DATA IN THIS EXERCISE:
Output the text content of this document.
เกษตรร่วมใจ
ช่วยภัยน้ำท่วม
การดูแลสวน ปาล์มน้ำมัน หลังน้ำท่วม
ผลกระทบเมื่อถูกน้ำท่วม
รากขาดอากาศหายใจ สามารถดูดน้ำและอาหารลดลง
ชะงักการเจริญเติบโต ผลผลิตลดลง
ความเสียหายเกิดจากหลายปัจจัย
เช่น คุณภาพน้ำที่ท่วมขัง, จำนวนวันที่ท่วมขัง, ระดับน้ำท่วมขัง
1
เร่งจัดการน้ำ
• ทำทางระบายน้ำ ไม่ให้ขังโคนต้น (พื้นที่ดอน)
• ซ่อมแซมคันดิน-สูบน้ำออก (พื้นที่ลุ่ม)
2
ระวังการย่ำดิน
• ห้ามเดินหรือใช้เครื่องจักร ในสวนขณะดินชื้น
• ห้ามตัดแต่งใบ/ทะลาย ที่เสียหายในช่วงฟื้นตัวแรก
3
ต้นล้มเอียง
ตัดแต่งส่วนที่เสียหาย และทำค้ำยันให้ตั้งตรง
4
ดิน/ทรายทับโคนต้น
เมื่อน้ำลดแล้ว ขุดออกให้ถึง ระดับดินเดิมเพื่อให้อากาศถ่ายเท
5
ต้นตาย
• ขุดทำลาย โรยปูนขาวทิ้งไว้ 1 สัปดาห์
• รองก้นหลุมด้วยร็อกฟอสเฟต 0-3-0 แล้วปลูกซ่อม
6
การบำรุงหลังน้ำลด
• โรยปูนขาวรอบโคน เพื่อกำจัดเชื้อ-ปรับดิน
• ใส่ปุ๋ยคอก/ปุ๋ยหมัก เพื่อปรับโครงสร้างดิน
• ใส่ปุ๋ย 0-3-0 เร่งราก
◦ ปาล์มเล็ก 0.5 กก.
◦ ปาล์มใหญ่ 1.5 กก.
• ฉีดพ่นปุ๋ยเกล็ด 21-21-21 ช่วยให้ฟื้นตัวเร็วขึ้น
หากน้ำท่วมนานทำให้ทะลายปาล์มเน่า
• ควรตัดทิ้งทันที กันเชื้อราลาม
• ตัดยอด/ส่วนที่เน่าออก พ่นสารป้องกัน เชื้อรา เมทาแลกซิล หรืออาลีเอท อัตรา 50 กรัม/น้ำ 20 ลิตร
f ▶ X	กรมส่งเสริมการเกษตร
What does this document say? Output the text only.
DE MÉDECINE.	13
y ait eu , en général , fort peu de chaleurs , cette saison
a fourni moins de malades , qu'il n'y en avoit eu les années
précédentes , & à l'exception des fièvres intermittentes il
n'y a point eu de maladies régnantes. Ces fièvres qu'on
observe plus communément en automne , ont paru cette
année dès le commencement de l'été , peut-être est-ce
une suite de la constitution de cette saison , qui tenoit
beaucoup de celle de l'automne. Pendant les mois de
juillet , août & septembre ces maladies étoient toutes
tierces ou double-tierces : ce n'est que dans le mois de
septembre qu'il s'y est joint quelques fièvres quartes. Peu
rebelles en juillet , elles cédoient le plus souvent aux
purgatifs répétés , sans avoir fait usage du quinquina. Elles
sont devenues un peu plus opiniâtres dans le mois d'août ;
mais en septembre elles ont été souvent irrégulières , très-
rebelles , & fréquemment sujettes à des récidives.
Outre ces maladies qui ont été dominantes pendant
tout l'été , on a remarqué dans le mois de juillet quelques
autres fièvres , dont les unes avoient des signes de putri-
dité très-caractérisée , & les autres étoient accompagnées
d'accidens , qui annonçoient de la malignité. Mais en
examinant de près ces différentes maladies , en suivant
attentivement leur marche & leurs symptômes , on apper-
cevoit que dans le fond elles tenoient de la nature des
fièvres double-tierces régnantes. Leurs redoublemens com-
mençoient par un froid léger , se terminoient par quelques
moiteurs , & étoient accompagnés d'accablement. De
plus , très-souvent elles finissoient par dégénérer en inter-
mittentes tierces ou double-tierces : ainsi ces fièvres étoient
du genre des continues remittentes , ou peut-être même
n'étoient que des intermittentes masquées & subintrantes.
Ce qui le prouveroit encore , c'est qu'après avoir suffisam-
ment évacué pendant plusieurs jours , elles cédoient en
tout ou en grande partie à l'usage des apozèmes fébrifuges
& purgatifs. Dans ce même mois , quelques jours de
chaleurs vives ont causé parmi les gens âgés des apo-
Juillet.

WHAT IS REQUIRED: How many lines in the listing above contain "rebelles"? Answer with the number alone.

FULL OUTPUT: 2